* **Short task**
Return a copy of each line that holds the string "活动现场".

* **Information supplied**
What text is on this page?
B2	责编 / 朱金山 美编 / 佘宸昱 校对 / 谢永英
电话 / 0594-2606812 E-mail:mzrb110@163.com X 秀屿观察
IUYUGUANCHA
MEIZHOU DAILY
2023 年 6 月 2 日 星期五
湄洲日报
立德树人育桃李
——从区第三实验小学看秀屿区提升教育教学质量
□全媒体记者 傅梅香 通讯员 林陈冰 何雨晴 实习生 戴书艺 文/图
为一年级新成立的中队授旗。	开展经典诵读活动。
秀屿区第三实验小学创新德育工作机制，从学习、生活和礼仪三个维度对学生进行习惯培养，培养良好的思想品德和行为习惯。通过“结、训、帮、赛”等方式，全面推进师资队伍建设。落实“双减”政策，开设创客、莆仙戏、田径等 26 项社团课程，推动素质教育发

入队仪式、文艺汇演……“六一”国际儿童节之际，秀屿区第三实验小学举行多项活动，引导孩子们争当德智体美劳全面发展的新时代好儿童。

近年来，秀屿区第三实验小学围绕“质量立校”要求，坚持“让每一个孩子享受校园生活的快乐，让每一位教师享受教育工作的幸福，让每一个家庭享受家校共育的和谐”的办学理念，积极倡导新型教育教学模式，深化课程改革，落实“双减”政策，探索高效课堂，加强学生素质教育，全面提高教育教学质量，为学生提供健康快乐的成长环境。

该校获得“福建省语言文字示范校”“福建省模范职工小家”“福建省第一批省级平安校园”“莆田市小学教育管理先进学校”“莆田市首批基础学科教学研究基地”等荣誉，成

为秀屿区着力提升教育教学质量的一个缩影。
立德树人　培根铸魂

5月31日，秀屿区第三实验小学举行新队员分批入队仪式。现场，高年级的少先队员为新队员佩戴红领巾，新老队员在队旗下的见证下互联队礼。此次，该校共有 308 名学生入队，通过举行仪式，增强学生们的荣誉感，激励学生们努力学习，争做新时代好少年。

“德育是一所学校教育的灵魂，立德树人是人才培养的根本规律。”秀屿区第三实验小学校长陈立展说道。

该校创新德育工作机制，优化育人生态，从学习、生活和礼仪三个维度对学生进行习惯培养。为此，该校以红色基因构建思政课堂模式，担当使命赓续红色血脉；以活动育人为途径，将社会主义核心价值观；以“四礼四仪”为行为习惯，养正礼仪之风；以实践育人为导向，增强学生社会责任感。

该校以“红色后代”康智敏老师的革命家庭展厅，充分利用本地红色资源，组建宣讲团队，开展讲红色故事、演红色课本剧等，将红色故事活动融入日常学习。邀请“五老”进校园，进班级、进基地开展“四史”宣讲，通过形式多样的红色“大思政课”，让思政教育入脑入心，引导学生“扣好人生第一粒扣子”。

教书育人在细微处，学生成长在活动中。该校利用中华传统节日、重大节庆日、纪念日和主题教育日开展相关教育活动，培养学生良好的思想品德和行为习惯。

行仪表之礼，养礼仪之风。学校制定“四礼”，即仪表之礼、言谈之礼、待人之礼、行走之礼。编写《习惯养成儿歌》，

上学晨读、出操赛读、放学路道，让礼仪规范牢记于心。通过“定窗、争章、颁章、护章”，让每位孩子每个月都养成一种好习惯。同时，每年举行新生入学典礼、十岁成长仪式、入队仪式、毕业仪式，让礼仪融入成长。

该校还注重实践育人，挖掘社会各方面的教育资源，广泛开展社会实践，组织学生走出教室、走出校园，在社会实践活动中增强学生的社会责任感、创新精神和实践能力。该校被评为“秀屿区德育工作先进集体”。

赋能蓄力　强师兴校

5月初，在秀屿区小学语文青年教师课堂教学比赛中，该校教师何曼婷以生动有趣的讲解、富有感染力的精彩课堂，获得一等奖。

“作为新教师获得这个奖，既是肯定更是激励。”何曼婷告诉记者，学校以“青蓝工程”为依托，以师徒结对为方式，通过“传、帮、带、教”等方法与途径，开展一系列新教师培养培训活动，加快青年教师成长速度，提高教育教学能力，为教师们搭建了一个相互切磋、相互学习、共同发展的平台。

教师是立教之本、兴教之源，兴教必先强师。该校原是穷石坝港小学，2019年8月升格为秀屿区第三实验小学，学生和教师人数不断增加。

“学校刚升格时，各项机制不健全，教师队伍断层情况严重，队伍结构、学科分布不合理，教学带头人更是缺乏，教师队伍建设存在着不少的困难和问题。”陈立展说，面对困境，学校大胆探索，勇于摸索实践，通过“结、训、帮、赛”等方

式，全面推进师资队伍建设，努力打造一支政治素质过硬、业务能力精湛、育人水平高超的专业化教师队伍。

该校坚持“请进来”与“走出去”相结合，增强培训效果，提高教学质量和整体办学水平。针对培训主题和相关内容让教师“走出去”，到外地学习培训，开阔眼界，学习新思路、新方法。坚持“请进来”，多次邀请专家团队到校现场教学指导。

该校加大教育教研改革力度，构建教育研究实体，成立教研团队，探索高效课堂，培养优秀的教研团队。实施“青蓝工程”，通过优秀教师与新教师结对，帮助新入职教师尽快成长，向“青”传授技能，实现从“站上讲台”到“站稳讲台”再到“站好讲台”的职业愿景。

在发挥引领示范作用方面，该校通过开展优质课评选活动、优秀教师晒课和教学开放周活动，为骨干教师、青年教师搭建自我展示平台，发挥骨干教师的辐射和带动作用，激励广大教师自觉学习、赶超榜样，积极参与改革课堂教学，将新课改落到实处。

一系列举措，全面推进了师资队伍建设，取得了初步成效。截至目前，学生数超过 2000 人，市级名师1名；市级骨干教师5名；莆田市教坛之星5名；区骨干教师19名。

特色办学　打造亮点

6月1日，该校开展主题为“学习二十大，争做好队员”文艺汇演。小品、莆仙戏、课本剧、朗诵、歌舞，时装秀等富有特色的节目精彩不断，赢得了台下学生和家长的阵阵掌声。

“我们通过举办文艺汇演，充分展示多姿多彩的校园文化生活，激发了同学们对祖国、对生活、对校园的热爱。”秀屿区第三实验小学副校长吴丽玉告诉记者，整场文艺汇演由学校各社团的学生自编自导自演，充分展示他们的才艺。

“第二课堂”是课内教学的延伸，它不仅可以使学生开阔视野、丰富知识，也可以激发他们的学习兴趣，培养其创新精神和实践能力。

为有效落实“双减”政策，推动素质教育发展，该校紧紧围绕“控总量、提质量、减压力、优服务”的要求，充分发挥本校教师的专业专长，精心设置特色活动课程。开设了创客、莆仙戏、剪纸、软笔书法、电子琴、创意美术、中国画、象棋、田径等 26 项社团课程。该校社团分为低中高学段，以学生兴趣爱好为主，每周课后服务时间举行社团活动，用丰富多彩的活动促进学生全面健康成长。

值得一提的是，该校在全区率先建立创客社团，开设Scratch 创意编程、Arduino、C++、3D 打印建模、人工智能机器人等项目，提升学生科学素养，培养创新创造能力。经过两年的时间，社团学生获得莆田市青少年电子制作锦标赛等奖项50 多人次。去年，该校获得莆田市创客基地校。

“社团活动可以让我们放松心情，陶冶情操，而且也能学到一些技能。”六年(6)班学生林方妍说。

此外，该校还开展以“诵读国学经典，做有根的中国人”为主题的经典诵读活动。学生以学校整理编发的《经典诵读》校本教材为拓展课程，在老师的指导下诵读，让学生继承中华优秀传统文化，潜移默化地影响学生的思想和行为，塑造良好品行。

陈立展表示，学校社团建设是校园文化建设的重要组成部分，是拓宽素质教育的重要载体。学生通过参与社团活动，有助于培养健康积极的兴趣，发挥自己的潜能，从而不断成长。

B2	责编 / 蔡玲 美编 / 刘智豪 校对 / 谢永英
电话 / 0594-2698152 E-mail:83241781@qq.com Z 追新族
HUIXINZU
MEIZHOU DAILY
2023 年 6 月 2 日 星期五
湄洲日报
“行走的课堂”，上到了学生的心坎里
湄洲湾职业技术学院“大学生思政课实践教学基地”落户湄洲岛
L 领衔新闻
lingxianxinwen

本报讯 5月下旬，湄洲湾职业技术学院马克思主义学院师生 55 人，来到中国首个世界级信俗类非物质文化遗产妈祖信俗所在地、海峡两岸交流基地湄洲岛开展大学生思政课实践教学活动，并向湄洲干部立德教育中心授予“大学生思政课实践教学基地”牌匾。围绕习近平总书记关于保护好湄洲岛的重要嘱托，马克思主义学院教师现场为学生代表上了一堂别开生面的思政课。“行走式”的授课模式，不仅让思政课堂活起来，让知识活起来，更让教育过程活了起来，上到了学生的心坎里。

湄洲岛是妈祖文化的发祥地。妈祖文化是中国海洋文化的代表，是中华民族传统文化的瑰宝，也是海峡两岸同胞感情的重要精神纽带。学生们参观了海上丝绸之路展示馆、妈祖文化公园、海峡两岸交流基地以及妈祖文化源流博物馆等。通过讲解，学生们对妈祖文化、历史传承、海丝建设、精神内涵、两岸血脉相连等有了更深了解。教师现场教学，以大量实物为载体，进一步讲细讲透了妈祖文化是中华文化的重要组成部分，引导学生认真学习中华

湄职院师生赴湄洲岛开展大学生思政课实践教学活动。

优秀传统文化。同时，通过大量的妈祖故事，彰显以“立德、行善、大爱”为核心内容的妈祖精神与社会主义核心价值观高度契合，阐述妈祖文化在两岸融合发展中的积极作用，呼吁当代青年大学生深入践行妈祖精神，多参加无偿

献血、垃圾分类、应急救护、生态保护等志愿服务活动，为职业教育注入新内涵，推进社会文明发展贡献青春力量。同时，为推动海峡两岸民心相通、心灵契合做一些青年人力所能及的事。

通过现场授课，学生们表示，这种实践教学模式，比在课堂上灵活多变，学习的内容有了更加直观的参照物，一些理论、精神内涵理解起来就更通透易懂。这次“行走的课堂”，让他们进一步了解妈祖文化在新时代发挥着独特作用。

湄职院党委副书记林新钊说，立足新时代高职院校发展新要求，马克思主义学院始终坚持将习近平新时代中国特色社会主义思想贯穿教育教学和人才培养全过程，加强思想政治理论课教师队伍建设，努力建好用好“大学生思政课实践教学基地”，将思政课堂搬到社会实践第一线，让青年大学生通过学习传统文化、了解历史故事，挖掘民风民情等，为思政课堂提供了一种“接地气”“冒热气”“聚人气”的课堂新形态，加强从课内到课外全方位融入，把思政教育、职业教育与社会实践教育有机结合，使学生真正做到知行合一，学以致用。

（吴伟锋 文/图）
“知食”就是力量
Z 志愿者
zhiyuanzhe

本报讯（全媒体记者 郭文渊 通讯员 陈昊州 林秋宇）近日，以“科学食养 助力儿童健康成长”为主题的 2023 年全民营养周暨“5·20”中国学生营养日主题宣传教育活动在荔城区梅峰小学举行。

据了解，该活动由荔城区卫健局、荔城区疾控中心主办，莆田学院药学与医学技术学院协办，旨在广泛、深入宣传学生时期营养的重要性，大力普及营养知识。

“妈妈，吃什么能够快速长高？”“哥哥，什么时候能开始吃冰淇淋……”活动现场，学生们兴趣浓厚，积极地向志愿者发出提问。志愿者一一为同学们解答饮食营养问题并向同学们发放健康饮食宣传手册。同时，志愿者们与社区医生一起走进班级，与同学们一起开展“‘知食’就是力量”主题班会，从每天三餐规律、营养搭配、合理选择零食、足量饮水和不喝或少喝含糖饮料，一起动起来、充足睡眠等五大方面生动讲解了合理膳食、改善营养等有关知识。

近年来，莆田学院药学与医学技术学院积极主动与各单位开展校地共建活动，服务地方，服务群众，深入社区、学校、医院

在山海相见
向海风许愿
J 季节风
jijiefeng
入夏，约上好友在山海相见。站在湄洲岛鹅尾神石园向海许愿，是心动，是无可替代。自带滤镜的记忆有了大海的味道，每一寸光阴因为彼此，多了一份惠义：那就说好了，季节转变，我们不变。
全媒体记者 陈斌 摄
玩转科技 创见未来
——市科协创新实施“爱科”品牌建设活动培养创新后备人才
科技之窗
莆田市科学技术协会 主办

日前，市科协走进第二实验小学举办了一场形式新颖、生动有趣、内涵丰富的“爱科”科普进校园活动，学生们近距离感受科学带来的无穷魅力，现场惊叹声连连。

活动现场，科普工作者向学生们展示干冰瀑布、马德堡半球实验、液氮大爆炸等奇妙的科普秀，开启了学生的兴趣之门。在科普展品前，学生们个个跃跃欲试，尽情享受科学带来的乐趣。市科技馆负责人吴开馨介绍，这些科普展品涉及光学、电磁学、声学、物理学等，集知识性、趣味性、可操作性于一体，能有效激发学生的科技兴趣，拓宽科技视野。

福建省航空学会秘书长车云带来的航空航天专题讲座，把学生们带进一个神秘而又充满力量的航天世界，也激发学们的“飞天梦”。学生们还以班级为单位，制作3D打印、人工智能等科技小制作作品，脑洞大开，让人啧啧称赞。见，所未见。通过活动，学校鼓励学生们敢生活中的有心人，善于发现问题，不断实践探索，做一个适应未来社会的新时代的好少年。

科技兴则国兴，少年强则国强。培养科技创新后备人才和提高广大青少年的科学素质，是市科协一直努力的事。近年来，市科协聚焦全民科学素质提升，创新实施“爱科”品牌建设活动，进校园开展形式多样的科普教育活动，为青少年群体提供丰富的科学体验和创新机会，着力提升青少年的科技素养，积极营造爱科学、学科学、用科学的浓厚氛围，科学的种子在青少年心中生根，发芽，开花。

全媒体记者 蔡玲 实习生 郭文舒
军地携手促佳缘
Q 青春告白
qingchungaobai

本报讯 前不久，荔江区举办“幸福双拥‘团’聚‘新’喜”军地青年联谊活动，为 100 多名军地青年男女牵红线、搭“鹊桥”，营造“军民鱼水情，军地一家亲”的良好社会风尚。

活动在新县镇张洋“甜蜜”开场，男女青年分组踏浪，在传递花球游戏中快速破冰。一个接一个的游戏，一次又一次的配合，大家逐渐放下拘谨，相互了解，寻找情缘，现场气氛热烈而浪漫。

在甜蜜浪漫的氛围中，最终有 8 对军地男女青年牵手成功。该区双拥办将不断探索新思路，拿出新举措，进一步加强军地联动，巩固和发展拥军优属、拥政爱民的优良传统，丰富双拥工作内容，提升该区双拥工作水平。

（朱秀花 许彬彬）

* **Expected output**
“妈妈，吃什么能够快速长高？”“哥哥，什么时候能开始吃冰淇淋……”活动现场，学生们兴趣浓厚，积极地向志愿者发出提问。志愿者一一为同学们解答饮食营养问题并向同学们发放健康饮食宣传手册。同时，志愿者们与社区医生一起走进班级，与同学们一起开展“‘知食’就是力量”主题班会，从每天三餐规律、营养搭配、合理选择零食、足量饮水和不喝或少喝含糖饮料，一起动起来、充足睡眠等五大方面生动讲解了合理膳食、改善营养等有关知识。
活动现场，科普工作者向学生们展示干冰瀑布、马德堡半球实验、液氮大爆炸等奇妙的科普秀，开启了学生的兴趣之门。在科普展品前，学生们个个跃跃欲试，尽情享受科学带来的乐趣。市科技馆负责人吴开馨介绍，这些科普展品涉及光学、电磁学、声学、物理学等，集知识性、趣味性、可操作性于一体，能有效激发学生的科技兴趣，拓宽科技视野。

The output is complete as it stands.